Instructions for the task ▸ Go through the entries one line at a time, and gather every line that has the word "JSON".

-- Start Task data --

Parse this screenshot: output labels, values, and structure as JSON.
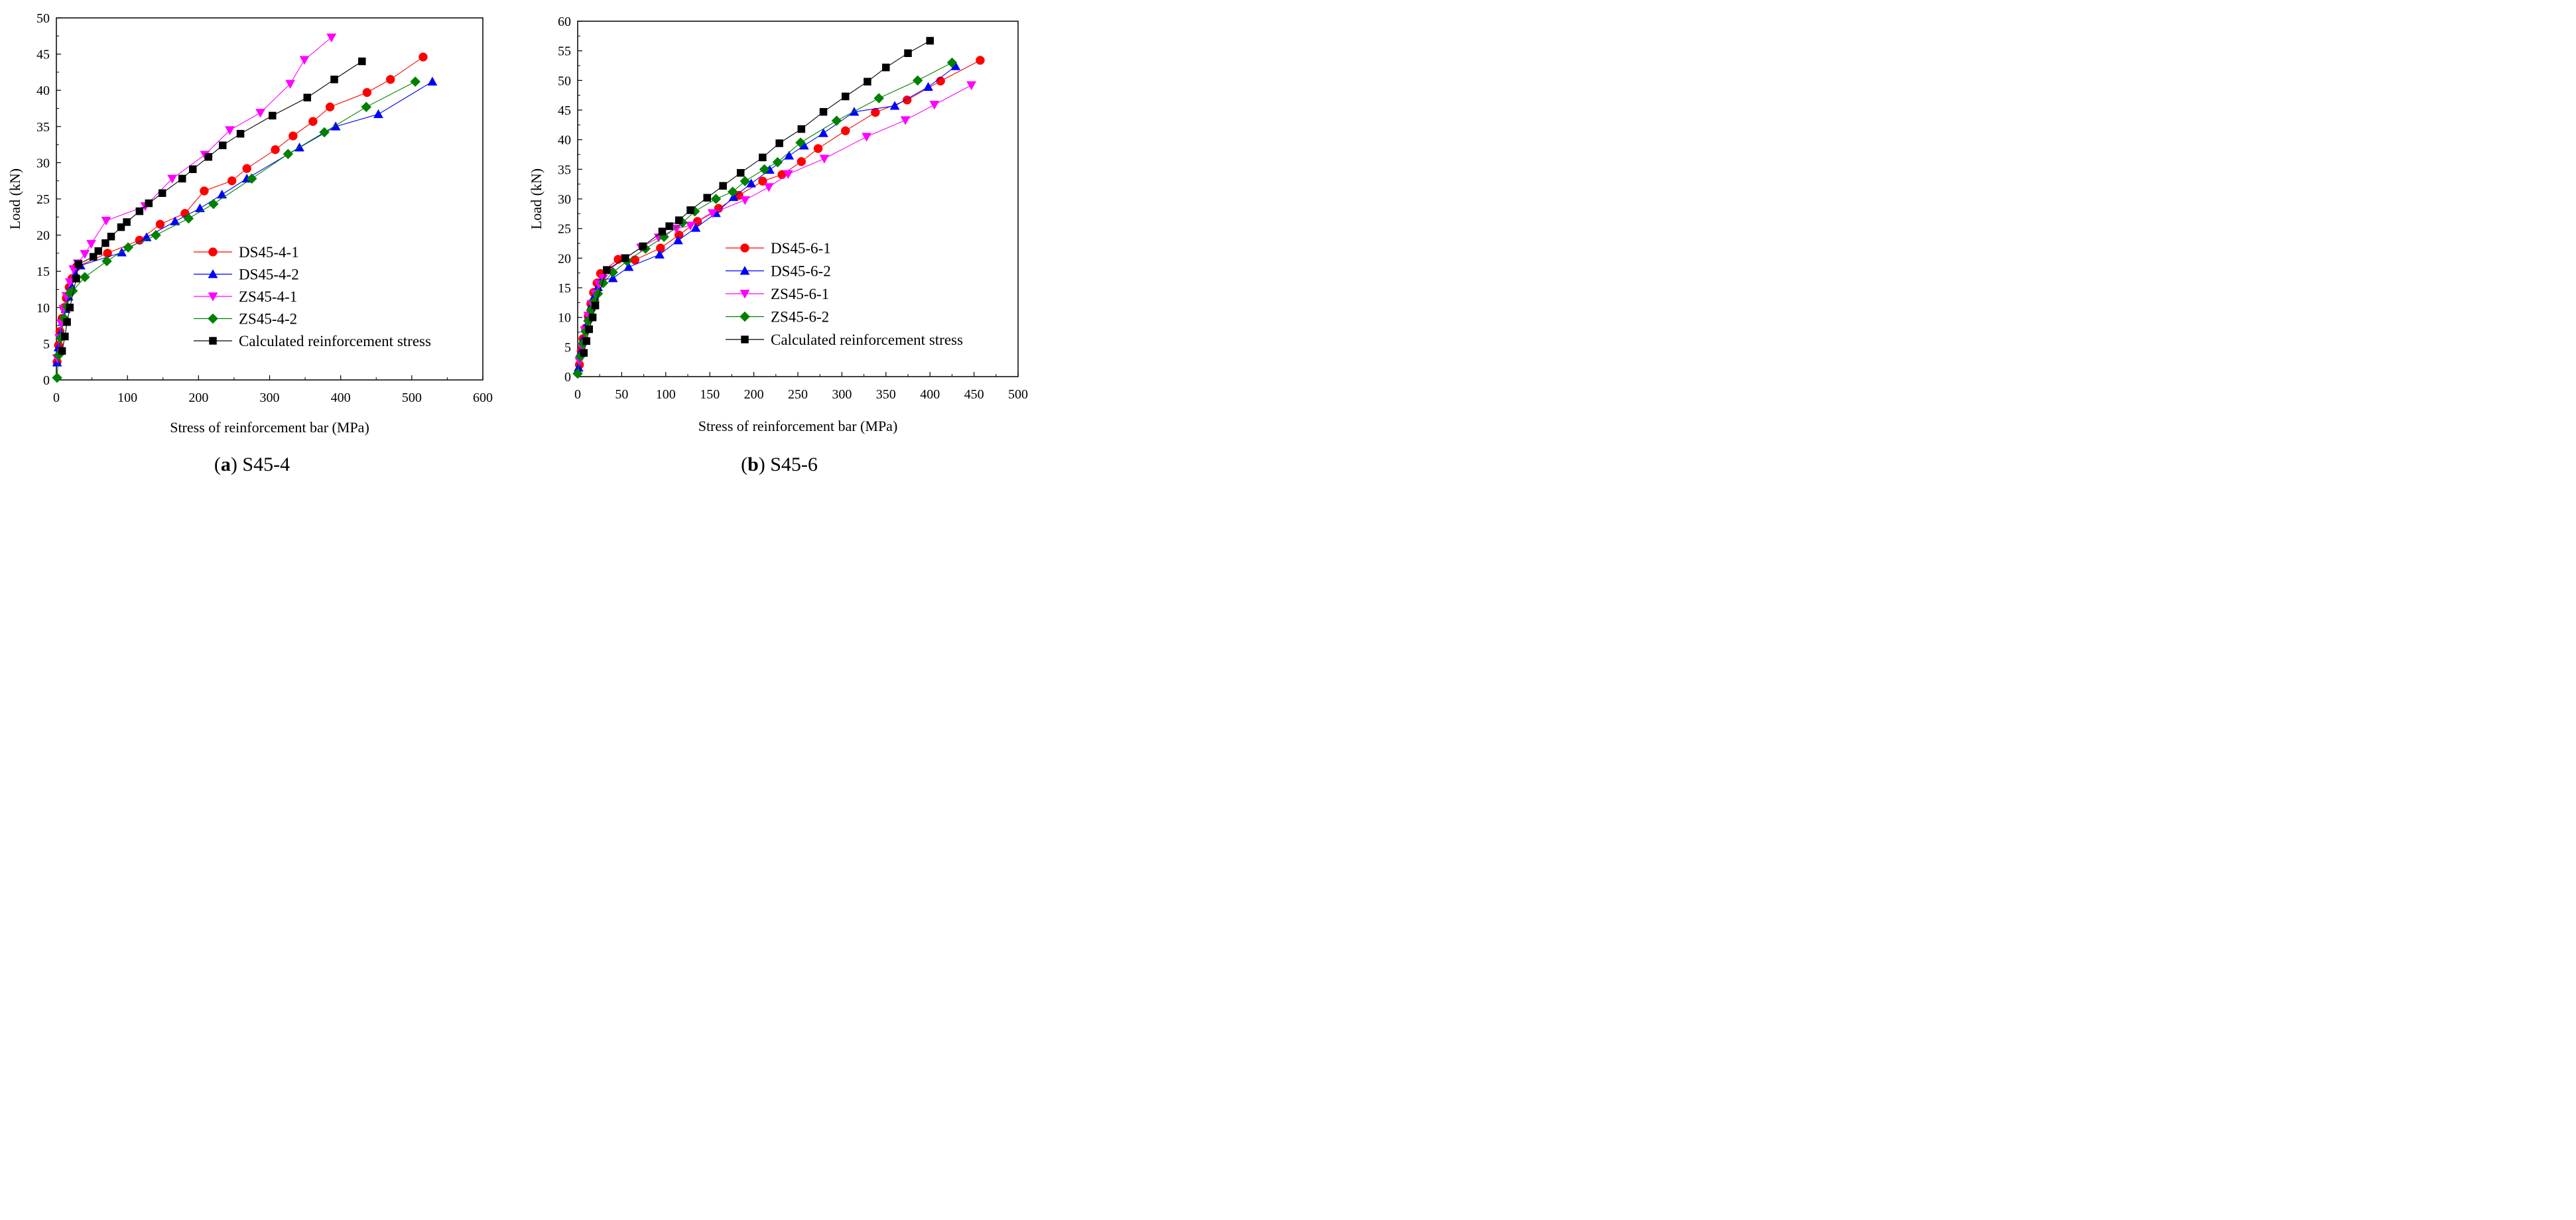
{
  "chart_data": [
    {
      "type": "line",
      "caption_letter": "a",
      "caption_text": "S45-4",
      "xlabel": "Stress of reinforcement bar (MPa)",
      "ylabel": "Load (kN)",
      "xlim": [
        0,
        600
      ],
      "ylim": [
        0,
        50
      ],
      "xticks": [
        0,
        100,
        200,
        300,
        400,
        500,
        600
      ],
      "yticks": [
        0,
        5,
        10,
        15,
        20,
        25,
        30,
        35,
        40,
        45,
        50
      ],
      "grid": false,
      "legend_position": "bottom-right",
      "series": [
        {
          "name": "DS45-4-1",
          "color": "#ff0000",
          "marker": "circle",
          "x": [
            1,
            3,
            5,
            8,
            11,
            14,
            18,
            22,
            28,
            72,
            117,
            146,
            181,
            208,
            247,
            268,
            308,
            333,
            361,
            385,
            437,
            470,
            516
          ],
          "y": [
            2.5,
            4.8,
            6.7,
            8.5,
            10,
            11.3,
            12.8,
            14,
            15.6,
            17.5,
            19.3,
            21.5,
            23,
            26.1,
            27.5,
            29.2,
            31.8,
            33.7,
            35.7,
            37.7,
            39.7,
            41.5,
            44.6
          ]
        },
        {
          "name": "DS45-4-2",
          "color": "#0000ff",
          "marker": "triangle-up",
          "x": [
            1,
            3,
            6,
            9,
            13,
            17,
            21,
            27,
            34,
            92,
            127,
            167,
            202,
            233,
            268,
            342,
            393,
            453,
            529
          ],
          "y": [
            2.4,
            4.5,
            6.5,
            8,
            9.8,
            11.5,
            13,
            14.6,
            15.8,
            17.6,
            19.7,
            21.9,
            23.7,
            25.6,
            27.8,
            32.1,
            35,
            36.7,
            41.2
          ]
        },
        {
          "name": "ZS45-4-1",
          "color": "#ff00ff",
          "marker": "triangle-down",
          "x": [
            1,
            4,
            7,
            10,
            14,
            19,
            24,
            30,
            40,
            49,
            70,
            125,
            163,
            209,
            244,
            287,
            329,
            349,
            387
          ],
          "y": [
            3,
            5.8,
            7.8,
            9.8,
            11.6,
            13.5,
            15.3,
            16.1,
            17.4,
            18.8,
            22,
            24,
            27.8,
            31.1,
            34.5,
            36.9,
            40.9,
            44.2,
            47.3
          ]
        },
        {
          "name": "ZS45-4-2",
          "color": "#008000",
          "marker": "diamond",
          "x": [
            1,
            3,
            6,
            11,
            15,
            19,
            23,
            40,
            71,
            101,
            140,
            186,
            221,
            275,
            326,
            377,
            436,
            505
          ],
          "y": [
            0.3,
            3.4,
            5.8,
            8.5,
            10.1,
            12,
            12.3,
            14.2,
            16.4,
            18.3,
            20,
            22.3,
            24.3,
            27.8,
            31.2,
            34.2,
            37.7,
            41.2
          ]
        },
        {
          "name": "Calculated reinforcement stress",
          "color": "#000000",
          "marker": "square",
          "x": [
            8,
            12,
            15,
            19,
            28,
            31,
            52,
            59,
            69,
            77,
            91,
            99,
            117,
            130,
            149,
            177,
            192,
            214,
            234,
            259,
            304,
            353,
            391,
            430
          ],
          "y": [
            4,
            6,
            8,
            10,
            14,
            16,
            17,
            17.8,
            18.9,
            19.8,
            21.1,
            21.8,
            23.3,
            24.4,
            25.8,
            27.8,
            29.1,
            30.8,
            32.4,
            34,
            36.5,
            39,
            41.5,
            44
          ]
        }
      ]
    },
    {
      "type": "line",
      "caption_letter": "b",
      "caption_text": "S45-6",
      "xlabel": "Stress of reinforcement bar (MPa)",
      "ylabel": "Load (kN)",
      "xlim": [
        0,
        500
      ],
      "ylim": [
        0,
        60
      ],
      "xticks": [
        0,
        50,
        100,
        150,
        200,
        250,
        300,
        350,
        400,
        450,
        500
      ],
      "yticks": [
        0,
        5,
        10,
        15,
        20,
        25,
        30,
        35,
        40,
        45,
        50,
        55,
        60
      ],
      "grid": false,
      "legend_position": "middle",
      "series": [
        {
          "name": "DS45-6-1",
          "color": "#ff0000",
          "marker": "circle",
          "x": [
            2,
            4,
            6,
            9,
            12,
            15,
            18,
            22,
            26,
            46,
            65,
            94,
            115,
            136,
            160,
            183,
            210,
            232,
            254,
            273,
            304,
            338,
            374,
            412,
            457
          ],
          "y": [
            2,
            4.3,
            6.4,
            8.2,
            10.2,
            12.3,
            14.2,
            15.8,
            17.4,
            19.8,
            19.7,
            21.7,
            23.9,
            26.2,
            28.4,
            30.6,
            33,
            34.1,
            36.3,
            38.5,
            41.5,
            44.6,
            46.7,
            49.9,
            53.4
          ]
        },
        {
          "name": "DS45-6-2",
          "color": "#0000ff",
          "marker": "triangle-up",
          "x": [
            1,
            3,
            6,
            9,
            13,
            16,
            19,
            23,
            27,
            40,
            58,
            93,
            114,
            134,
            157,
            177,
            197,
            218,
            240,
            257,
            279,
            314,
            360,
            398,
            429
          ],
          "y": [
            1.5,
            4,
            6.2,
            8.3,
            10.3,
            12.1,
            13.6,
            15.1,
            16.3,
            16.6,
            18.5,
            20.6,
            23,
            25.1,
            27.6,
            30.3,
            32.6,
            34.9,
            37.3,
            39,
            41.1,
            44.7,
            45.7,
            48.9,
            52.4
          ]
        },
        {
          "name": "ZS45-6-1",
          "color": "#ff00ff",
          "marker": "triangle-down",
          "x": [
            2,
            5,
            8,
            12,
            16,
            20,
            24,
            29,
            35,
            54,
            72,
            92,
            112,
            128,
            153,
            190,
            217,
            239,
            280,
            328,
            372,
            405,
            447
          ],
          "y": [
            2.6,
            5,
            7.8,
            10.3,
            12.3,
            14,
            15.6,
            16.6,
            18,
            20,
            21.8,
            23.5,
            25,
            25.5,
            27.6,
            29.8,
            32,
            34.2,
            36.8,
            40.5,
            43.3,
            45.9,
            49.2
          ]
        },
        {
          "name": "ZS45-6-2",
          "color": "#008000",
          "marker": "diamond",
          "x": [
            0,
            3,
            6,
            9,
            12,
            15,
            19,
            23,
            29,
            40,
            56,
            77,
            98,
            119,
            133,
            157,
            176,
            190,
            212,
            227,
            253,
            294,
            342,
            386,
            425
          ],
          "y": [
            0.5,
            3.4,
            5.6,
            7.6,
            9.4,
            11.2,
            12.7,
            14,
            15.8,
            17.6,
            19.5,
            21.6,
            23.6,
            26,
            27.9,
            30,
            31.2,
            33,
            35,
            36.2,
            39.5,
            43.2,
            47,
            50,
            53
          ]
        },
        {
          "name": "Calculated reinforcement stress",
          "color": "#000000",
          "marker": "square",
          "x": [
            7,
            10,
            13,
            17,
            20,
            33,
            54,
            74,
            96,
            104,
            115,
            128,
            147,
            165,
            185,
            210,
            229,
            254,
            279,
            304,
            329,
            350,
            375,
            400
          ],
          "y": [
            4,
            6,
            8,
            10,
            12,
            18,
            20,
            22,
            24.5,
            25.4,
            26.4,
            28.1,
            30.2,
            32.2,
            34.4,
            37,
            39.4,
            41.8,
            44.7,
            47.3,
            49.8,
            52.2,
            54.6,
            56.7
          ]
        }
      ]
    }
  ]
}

-- End Task data --
-- Start Task data --

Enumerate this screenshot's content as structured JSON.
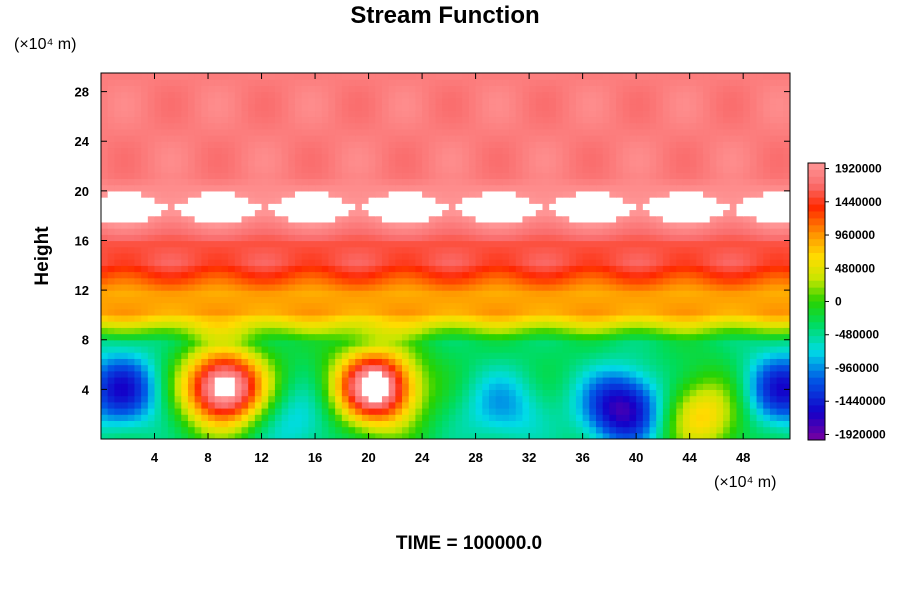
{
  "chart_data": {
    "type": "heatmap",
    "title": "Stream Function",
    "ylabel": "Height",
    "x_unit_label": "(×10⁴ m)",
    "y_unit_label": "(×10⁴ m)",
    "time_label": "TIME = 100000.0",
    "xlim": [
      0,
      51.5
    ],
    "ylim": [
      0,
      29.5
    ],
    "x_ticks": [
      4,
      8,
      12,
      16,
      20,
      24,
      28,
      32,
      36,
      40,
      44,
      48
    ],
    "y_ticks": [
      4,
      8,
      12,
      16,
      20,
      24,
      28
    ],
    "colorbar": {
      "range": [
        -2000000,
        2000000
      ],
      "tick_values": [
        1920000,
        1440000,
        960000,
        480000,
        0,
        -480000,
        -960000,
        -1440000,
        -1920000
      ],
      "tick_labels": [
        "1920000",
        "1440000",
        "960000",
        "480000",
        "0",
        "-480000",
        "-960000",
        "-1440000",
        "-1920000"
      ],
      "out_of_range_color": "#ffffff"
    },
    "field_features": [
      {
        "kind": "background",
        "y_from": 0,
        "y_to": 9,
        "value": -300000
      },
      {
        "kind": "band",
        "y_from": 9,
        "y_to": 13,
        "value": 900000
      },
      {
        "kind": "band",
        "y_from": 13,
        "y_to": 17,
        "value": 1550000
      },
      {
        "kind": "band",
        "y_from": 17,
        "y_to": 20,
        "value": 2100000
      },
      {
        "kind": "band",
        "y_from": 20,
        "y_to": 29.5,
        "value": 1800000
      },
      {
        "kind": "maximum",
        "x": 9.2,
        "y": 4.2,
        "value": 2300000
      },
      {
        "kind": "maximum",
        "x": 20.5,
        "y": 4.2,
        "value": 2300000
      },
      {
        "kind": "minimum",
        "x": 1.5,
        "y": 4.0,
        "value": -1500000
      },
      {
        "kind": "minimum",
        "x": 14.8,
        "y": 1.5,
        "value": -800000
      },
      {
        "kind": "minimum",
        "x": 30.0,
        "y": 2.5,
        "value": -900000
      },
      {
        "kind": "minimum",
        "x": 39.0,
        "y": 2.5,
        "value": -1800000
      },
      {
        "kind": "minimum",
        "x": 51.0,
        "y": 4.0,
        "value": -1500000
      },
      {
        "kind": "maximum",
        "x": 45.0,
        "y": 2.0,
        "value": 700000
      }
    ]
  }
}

-- End Task data --

Completed exercise ▸
Parse this screenshot: output labels, values, and structure as JSON.
Enumerate this screenshot's content as structured JSON.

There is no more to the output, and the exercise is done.